((
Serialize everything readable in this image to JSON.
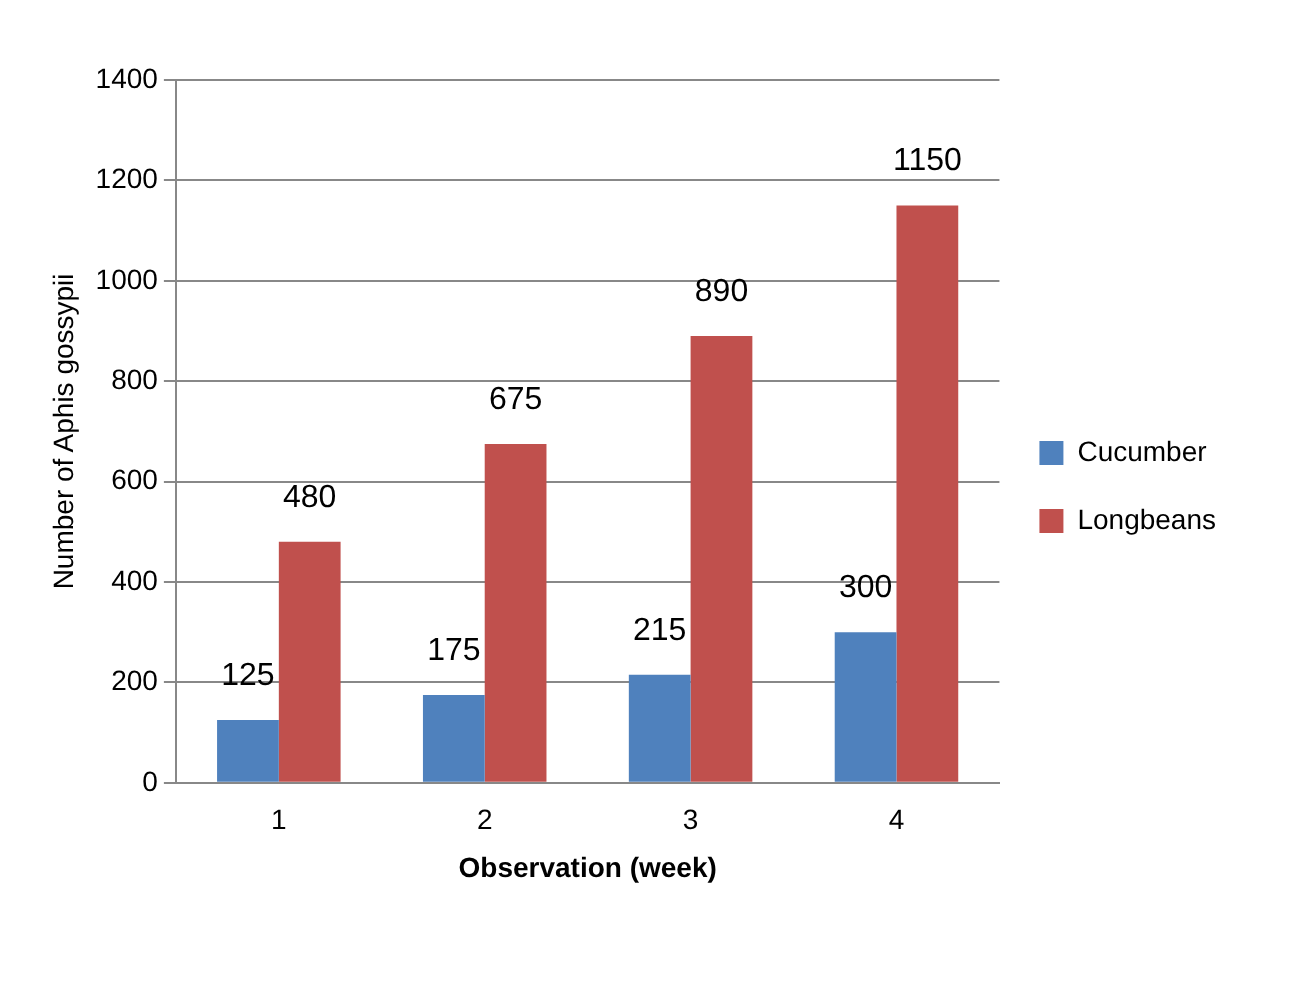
{
  "chart_data": {
    "type": "bar",
    "xlabel": "Observation (week)",
    "ylabel": "Number of Aphis gossypii",
    "categories": [
      "1",
      "2",
      "3",
      "4"
    ],
    "series": [
      {
        "name": "Cucumber",
        "color": "#4f81bd",
        "values": [
          125,
          175,
          215,
          300
        ]
      },
      {
        "name": "Longbeans",
        "color": "#c0504d",
        "values": [
          480,
          675,
          890,
          1150
        ]
      }
    ],
    "ylim": [
      0,
      1400
    ],
    "yticks": [
      0,
      200,
      400,
      600,
      800,
      1000,
      1200,
      1400
    ],
    "grid": "y",
    "legend": "right",
    "data_labels": true
  }
}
))
TASK PROMPT
Without the images, write out each line of the data verbatim.

RESULT OF THIS EXERCISE
Serialize everything readable in this image to JSON.
{
  "chart_data": {
    "type": "bar",
    "xlabel": "Observation (week)",
    "ylabel": "Number of Aphis gossypii",
    "categories": [
      "1",
      "2",
      "3",
      "4"
    ],
    "series": [
      {
        "name": "Cucumber",
        "color": "#4f81bd",
        "values": [
          125,
          175,
          215,
          300
        ]
      },
      {
        "name": "Longbeans",
        "color": "#c0504d",
        "values": [
          480,
          675,
          890,
          1150
        ]
      }
    ],
    "ylim": [
      0,
      1400
    ],
    "yticks": [
      0,
      200,
      400,
      600,
      800,
      1000,
      1200,
      1400
    ],
    "grid": "y",
    "legend": "right",
    "data_labels": true
  }
}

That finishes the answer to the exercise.